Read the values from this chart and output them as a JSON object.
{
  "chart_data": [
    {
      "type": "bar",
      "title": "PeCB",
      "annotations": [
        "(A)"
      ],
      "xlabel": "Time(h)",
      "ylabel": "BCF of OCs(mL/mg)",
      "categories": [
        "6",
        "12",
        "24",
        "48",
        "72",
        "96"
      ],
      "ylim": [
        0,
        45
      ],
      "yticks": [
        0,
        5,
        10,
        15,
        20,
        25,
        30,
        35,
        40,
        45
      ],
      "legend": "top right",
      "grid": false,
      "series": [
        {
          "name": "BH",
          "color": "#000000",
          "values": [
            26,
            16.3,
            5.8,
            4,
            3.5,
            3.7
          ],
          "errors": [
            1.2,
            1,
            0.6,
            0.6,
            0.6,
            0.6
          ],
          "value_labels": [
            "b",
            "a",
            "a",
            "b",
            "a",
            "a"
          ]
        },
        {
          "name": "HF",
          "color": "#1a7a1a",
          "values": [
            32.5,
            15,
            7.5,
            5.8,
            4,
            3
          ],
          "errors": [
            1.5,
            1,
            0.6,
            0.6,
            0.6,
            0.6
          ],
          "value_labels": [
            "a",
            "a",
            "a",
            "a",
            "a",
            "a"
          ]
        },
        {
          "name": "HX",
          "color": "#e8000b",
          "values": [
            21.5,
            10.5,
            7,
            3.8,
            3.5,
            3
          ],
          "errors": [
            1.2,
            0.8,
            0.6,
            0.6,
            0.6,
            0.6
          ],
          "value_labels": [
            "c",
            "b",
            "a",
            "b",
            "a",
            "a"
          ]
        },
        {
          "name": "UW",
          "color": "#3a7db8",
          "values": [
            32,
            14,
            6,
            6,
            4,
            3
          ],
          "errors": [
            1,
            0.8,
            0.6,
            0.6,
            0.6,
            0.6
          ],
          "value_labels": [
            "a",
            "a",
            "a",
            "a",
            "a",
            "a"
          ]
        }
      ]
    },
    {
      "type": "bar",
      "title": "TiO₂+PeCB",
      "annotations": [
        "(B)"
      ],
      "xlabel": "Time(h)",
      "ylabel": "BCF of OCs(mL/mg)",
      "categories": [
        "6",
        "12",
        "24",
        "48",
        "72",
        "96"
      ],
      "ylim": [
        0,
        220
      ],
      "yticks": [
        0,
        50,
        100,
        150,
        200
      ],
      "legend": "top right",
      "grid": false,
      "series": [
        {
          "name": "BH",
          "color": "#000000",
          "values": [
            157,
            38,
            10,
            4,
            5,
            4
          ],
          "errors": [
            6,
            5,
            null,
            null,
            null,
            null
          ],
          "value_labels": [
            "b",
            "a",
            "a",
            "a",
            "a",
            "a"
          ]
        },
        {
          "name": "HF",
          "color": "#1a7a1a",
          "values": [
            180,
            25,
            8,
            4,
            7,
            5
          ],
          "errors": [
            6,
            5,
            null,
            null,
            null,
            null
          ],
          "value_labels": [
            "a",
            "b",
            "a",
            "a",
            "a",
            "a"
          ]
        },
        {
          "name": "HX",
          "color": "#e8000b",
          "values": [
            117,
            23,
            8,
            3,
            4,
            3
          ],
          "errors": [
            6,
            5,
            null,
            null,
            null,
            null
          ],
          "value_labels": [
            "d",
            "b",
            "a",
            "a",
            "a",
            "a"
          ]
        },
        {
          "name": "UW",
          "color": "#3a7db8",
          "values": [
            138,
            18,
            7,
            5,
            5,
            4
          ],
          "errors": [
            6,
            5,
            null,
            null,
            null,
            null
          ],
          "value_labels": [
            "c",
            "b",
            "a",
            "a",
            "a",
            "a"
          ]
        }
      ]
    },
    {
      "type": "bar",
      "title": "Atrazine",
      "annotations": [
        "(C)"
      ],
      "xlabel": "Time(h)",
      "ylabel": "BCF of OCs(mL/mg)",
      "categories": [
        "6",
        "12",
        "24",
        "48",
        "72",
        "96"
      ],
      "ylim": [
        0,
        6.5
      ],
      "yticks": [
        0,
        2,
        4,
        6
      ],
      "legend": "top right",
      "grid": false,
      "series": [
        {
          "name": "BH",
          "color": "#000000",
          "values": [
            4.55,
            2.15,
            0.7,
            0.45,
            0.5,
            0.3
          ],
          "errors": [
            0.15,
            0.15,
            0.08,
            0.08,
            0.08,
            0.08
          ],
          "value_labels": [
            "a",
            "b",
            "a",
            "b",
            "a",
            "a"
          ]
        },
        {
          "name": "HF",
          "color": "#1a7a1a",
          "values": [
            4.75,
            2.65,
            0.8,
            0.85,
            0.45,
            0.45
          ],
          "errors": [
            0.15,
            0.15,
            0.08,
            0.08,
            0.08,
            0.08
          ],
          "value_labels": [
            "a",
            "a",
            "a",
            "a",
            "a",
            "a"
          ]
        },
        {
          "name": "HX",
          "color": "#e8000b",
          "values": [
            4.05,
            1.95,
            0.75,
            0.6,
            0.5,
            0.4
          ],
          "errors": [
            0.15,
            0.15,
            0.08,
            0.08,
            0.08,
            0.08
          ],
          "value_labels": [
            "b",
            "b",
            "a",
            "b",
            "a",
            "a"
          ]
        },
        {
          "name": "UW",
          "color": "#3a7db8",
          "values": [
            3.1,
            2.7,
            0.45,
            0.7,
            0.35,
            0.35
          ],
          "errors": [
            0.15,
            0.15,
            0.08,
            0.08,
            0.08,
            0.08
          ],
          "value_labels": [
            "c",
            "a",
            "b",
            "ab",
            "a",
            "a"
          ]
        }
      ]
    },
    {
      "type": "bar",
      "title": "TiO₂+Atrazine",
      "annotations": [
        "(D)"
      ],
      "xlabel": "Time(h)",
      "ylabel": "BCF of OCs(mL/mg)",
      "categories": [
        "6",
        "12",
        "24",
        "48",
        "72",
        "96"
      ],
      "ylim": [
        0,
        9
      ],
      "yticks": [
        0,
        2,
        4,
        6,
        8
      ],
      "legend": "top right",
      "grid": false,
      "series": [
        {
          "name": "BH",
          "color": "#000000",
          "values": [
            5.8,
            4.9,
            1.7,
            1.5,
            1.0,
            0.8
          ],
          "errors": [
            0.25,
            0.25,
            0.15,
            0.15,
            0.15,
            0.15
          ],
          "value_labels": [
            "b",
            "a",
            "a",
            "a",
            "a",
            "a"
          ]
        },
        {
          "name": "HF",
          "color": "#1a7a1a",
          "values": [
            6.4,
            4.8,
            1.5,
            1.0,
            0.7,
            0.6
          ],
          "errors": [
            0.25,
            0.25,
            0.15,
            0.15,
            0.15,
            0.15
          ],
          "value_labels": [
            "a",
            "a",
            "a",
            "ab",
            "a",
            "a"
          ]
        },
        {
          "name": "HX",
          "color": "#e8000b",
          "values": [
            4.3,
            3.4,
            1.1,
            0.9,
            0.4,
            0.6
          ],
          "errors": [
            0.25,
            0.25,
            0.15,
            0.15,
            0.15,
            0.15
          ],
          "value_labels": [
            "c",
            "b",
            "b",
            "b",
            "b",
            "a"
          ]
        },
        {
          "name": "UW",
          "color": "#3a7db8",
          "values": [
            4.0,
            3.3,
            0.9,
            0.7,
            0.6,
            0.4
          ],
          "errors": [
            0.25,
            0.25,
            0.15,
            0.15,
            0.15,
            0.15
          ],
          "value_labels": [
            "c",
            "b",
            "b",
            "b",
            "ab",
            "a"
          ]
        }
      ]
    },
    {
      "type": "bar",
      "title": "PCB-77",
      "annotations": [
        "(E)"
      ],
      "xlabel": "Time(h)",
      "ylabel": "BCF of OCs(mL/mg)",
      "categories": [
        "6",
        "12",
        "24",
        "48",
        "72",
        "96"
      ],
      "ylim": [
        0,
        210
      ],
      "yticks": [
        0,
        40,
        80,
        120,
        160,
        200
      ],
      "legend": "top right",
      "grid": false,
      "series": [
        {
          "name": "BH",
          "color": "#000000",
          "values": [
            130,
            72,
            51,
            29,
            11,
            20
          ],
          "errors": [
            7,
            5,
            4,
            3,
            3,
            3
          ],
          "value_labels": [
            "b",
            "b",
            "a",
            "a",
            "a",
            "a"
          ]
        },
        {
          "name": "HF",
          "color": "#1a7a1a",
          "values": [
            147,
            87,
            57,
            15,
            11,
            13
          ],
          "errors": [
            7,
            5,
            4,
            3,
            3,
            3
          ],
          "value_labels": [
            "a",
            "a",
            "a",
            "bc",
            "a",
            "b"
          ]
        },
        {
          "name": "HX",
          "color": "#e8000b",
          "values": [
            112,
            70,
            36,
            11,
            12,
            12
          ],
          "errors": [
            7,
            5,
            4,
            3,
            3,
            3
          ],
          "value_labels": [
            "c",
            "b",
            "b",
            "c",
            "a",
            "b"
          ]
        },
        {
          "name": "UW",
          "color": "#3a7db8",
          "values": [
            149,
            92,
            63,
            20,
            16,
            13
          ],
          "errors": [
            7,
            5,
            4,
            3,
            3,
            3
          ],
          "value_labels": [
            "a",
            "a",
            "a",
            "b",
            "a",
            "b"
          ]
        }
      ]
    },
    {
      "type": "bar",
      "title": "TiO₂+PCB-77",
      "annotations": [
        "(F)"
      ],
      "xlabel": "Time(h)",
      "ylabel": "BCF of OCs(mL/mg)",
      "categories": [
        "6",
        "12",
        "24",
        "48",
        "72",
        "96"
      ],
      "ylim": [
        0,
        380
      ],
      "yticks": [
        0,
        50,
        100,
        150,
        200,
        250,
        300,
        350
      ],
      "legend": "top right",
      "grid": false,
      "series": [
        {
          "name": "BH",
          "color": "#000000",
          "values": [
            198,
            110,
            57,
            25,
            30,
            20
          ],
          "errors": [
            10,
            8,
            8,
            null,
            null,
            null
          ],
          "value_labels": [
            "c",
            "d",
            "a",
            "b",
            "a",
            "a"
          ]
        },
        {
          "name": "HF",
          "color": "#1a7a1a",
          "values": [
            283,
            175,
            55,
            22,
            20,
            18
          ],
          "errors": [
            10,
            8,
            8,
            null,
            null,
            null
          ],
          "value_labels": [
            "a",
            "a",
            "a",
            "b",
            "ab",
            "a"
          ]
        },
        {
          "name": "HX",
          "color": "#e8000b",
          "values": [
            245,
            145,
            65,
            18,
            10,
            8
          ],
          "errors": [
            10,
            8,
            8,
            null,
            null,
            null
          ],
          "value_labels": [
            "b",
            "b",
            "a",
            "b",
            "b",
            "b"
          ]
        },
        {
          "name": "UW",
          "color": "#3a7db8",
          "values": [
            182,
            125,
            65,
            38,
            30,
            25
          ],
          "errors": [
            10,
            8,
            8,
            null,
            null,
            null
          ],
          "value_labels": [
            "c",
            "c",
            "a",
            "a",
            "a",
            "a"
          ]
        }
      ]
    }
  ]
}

-.-.-

Only the number is needed: state how many lines in the listing contain "title".

OUTPUT: 6